» Material
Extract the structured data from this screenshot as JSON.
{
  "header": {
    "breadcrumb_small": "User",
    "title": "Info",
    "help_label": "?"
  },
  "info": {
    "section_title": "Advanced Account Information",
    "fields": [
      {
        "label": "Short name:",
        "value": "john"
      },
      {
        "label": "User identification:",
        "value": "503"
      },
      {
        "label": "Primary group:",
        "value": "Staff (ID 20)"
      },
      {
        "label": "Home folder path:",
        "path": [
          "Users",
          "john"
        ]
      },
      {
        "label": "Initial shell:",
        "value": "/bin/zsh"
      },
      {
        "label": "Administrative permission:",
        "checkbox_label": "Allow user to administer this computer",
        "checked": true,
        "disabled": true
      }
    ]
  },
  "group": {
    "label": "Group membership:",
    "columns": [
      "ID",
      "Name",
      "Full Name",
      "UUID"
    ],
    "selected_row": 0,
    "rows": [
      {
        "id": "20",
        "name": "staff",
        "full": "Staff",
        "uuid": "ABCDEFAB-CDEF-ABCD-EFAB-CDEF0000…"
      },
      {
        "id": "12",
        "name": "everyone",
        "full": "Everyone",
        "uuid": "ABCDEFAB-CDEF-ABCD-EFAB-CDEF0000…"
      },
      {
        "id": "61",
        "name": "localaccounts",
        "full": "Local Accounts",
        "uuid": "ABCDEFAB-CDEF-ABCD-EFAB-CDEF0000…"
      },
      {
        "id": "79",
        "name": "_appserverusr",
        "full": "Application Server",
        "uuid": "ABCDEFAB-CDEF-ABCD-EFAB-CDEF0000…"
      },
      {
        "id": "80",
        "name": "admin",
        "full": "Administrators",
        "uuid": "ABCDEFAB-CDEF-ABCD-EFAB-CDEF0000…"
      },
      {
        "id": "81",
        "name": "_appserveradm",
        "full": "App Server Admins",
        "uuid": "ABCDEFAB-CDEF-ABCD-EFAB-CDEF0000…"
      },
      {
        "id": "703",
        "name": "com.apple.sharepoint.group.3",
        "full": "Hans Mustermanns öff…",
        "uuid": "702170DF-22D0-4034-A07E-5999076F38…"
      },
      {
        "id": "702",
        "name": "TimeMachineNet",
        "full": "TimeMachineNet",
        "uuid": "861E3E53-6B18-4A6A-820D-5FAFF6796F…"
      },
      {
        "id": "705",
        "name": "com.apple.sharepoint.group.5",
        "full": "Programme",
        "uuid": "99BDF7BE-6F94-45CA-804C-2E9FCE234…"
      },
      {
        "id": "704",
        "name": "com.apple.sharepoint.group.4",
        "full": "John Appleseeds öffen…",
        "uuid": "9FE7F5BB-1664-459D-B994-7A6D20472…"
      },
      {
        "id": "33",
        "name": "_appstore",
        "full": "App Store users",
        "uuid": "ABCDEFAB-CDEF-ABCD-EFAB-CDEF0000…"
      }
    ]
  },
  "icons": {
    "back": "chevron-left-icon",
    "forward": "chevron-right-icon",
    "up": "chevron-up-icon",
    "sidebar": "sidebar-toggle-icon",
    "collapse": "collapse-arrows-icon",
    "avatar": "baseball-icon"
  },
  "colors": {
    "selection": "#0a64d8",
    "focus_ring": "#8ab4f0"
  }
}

» Given exercise
Print all of the entries exactly as they are written.

» Answer for this exercise
Extract the structured data from this screenshot as JSON.
{
  "header": {
    "breadcrumb_small": "User",
    "title": "Info",
    "help_label": "?"
  },
  "info": {
    "section_title": "Advanced Account Information",
    "fields": [
      {
        "label": "Short name:",
        "value": "john"
      },
      {
        "label": "User identification:",
        "value": "503"
      },
      {
        "label": "Primary group:",
        "value": "Staff (ID 20)"
      },
      {
        "label": "Home folder path:",
        "path": [
          "Users",
          "john"
        ]
      },
      {
        "label": "Initial shell:",
        "value": "/bin/zsh"
      },
      {
        "label": "Administrative permission:",
        "checkbox_label": "Allow user to administer this computer",
        "checked": true,
        "disabled": true
      }
    ]
  },
  "group": {
    "label": "Group membership:",
    "columns": [
      "ID",
      "Name",
      "Full Name",
      "UUID"
    ],
    "selected_row": 0,
    "rows": [
      {
        "id": "20",
        "name": "staff",
        "full": "Staff",
        "uuid": "ABCDEFAB-CDEF-ABCD-EFAB-CDEF0000…"
      },
      {
        "id": "12",
        "name": "everyone",
        "full": "Everyone",
        "uuid": "ABCDEFAB-CDEF-ABCD-EFAB-CDEF0000…"
      },
      {
        "id": "61",
        "name": "localaccounts",
        "full": "Local Accounts",
        "uuid": "ABCDEFAB-CDEF-ABCD-EFAB-CDEF0000…"
      },
      {
        "id": "79",
        "name": "_appserverusr",
        "full": "Application Server",
        "uuid": "ABCDEFAB-CDEF-ABCD-EFAB-CDEF0000…"
      },
      {
        "id": "80",
        "name": "admin",
        "full": "Administrators",
        "uuid": "ABCDEFAB-CDEF-ABCD-EFAB-CDEF0000…"
      },
      {
        "id": "81",
        "name": "_appserveradm",
        "full": "App Server Admins",
        "uuid": "ABCDEFAB-CDEF-ABCD-EFAB-CDEF0000…"
      },
      {
        "id": "703",
        "name": "com.apple.sharepoint.group.3",
        "full": "Hans Mustermanns öff…",
        "uuid": "702170DF-22D0-4034-A07E-5999076F38…"
      },
      {
        "id": "702",
        "name": "TimeMachineNet",
        "full": "TimeMachineNet",
        "uuid": "861E3E53-6B18-4A6A-820D-5FAFF6796F…"
      },
      {
        "id": "705",
        "name": "com.apple.sharepoint.group.5",
        "full": "Programme",
        "uuid": "99BDF7BE-6F94-45CA-804C-2E9FCE234…"
      },
      {
        "id": "704",
        "name": "com.apple.sharepoint.group.4",
        "full": "John Appleseeds öffen…",
        "uuid": "9FE7F5BB-1664-459D-B994-7A6D20472…"
      },
      {
        "id": "33",
        "name": "_appstore",
        "full": "App Store users",
        "uuid": "ABCDEFAB-CDEF-ABCD-EFAB-CDEF0000…"
      }
    ]
  },
  "icons": {
    "back": "chevron-left-icon",
    "forward": "chevron-right-icon",
    "up": "chevron-up-icon",
    "sidebar": "sidebar-toggle-icon",
    "collapse": "collapse-arrows-icon",
    "avatar": "baseball-icon"
  },
  "colors": {
    "selection": "#0a64d8",
    "focus_ring": "#8ab4f0"
  }
}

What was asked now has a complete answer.